Exercise description
Gather up the lines that contain "this".

Data to process

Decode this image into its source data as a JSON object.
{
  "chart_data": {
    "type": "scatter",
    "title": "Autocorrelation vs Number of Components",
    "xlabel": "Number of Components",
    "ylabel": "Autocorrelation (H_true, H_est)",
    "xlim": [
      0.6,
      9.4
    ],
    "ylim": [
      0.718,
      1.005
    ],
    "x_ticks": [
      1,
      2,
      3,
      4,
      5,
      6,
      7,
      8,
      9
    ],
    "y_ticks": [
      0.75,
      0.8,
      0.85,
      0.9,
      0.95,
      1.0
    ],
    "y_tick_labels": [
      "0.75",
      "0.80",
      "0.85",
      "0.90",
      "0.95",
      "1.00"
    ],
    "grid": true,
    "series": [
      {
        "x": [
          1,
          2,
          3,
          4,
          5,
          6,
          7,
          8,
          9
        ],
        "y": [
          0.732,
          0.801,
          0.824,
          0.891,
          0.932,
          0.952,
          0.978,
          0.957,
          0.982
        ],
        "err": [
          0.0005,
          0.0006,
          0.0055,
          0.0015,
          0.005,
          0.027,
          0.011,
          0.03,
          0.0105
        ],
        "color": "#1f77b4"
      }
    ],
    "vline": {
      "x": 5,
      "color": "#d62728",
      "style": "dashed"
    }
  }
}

...

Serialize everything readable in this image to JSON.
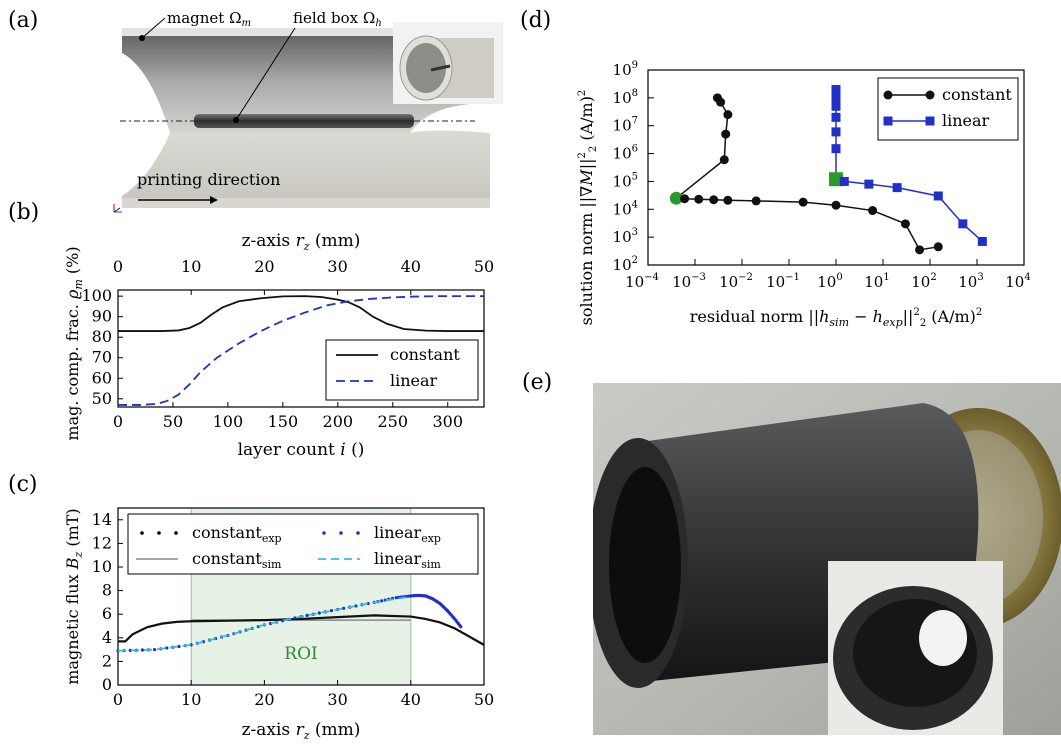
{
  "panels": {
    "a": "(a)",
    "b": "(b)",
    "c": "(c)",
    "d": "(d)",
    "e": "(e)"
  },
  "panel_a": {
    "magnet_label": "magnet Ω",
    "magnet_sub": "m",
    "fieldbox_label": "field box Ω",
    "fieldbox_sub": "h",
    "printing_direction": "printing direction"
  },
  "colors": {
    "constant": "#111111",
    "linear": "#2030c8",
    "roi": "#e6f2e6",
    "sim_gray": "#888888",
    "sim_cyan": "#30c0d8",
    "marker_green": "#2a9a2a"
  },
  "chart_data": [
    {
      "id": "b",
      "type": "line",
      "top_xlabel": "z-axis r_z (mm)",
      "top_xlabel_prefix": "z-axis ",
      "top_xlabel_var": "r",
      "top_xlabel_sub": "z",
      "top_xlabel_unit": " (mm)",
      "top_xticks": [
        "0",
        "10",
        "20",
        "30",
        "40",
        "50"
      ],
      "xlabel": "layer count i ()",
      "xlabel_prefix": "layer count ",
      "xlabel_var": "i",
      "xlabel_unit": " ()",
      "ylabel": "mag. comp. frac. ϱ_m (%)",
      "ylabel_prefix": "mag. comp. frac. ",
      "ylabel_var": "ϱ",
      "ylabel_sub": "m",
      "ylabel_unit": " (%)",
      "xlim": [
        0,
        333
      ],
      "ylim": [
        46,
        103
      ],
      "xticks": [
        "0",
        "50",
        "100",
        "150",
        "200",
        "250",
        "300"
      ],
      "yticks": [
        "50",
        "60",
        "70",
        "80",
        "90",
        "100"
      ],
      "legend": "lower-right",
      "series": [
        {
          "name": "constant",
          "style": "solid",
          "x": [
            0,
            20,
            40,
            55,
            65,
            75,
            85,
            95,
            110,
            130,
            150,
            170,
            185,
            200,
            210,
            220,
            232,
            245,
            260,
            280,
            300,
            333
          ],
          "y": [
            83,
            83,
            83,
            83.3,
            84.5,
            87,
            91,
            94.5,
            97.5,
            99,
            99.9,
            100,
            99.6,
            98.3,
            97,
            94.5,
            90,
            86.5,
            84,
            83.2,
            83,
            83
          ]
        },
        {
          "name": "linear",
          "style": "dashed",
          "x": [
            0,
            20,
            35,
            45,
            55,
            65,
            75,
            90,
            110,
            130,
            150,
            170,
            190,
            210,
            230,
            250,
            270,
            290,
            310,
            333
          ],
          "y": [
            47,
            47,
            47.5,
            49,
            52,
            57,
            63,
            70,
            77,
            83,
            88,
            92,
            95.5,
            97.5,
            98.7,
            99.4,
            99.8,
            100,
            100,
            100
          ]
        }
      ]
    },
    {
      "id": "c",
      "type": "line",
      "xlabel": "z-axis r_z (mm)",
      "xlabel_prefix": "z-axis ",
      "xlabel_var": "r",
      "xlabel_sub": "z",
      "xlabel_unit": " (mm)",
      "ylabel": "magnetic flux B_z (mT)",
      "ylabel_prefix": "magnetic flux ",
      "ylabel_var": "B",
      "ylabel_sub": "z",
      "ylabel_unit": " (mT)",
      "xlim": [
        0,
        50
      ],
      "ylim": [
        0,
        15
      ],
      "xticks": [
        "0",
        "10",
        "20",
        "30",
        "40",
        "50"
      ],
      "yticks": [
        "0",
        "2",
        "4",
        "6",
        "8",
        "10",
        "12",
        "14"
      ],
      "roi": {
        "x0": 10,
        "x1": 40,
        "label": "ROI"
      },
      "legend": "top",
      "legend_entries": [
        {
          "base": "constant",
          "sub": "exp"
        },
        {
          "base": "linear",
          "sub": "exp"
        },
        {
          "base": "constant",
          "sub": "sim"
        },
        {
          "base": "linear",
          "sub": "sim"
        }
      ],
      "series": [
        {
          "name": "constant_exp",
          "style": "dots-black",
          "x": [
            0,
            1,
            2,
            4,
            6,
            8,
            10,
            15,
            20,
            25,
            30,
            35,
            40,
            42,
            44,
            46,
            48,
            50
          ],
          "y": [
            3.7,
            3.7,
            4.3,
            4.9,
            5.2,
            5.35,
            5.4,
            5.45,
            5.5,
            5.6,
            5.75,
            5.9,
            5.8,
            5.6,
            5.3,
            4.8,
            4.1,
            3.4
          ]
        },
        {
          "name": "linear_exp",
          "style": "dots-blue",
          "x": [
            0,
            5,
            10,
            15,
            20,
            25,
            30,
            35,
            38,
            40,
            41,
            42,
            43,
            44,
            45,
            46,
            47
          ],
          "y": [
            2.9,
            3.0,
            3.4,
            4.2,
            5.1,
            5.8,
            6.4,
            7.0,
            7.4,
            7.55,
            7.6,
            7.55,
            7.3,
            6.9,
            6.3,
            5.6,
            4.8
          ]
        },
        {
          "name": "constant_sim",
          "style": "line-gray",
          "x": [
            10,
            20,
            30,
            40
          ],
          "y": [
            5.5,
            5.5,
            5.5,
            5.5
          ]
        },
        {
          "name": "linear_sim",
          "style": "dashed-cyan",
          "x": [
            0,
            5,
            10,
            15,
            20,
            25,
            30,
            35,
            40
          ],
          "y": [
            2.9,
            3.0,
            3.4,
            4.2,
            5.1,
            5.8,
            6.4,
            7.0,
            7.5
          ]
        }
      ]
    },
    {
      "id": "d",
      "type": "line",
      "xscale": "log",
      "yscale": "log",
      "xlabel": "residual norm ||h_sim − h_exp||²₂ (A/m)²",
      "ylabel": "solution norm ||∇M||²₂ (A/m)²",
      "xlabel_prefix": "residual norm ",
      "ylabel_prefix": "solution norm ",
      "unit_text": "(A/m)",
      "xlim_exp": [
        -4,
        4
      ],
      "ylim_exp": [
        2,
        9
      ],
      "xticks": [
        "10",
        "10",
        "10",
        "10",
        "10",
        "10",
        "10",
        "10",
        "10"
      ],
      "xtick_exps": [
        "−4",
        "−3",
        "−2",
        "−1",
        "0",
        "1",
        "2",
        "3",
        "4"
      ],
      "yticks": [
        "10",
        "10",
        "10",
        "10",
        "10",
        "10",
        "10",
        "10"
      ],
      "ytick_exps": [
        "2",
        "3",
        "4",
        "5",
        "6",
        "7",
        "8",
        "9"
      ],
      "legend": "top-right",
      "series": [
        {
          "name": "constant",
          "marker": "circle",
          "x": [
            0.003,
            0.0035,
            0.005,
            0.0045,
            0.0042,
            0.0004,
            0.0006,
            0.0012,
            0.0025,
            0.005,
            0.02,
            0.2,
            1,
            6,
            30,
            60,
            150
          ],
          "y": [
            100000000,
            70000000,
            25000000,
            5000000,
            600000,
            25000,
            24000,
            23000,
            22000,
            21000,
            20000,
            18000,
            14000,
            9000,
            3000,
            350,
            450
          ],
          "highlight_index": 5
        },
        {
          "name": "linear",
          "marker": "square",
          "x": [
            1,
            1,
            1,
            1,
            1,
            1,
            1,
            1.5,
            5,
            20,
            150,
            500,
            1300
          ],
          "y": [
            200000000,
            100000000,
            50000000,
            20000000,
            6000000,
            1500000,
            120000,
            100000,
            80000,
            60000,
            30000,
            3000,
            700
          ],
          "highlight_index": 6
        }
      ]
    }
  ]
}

Task response
Decode this image into its source data as a JSON object.
Serialize everything readable in this image to JSON.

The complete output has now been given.